# PROBLEM DESCRIPTION
Determine the number of lines containing the word "looking". Reply with it and nothing else.

-------- SUPPLIED ENTRIES

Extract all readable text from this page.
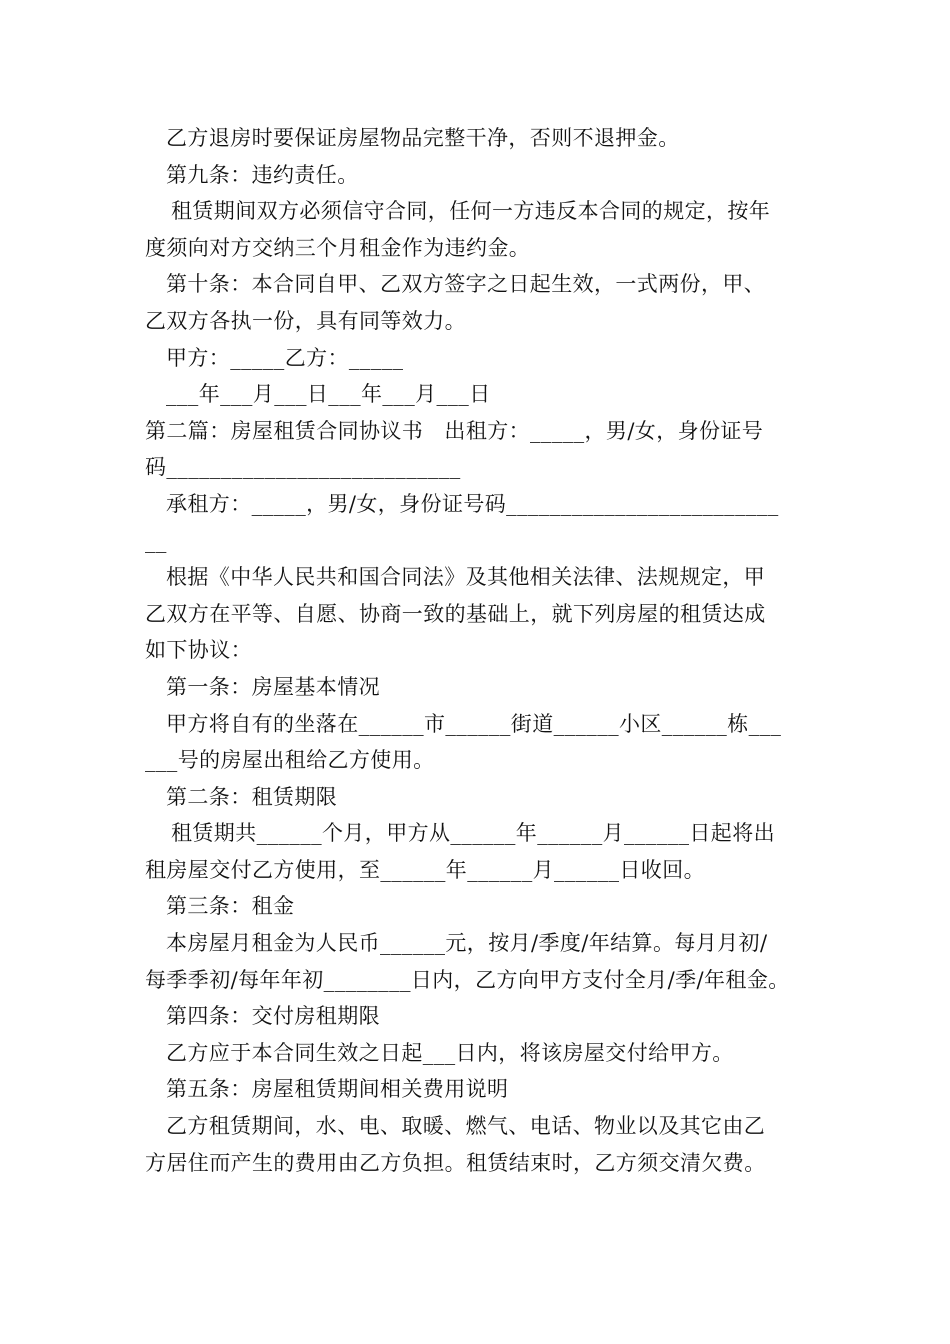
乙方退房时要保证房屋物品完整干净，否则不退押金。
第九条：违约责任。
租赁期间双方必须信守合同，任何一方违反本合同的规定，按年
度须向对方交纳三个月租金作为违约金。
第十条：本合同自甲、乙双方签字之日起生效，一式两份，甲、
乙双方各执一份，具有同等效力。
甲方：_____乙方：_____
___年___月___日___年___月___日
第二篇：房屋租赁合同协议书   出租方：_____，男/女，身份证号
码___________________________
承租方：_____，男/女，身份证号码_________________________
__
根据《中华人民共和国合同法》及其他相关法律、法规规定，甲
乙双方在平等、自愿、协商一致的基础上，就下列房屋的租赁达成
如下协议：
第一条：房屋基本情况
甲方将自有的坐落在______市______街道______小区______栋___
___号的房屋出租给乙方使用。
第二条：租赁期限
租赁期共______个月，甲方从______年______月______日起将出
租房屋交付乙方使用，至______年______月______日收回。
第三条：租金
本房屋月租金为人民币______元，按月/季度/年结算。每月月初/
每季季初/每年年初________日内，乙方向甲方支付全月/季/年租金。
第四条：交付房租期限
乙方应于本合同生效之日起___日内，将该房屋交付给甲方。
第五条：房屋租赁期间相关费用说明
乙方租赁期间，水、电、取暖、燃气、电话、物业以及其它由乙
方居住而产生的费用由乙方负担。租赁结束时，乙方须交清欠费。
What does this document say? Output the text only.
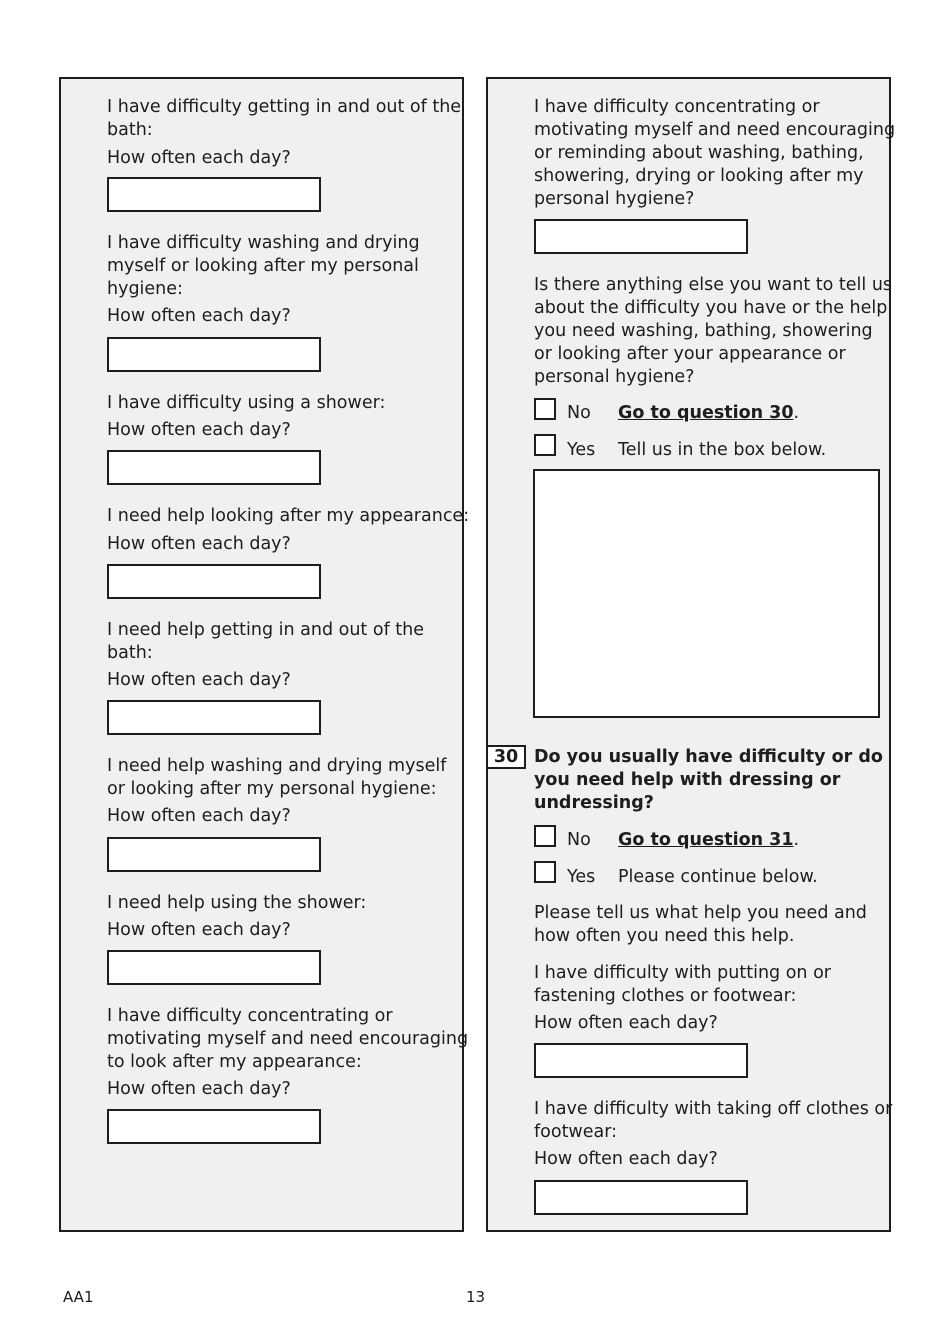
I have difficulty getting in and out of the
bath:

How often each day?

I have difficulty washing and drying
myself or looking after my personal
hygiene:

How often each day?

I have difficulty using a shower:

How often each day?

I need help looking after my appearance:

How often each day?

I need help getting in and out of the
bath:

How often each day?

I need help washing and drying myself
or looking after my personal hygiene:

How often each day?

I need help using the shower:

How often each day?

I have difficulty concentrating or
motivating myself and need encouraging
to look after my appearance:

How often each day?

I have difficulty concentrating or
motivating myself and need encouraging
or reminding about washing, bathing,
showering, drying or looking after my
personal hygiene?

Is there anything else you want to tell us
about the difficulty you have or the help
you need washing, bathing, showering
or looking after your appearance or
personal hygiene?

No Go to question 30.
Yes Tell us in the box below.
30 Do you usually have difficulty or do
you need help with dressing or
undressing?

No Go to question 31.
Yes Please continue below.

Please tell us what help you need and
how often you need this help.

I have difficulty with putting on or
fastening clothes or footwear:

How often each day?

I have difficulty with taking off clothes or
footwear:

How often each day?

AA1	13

----------------

# ANSWER IN FULL
5